RECORD LIST =>
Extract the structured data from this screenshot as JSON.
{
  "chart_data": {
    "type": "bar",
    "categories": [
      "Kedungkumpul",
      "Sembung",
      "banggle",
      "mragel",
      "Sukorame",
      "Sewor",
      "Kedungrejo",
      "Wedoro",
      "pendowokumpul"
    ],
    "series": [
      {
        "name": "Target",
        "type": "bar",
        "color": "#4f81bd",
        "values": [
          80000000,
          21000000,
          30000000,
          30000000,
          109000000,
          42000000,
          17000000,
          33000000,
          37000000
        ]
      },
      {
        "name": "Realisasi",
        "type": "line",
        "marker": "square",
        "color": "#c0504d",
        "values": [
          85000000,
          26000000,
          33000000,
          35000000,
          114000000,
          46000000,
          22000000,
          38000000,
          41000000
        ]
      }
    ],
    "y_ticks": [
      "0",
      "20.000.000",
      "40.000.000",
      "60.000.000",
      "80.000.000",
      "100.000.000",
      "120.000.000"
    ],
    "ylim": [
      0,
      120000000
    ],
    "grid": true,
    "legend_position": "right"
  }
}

WORK TO BE COMPLETED => All of the entries above must be quoted exactly.

WRITTEN ANSWER =>
Extract the structured data from this screenshot as JSON.
{
  "chart_data": {
    "type": "bar",
    "categories": [
      "Kedungkumpul",
      "Sembung",
      "banggle",
      "mragel",
      "Sukorame",
      "Sewor",
      "Kedungrejo",
      "Wedoro",
      "pendowokumpul"
    ],
    "series": [
      {
        "name": "Target",
        "type": "bar",
        "color": "#4f81bd",
        "values": [
          80000000,
          21000000,
          30000000,
          30000000,
          109000000,
          42000000,
          17000000,
          33000000,
          37000000
        ]
      },
      {
        "name": "Realisasi",
        "type": "line",
        "marker": "square",
        "color": "#c0504d",
        "values": [
          85000000,
          26000000,
          33000000,
          35000000,
          114000000,
          46000000,
          22000000,
          38000000,
          41000000
        ]
      }
    ],
    "y_ticks": [
      "0",
      "20.000.000",
      "40.000.000",
      "60.000.000",
      "80.000.000",
      "100.000.000",
      "120.000.000"
    ],
    "ylim": [
      0,
      120000000
    ],
    "grid": true,
    "legend_position": "right"
  }
}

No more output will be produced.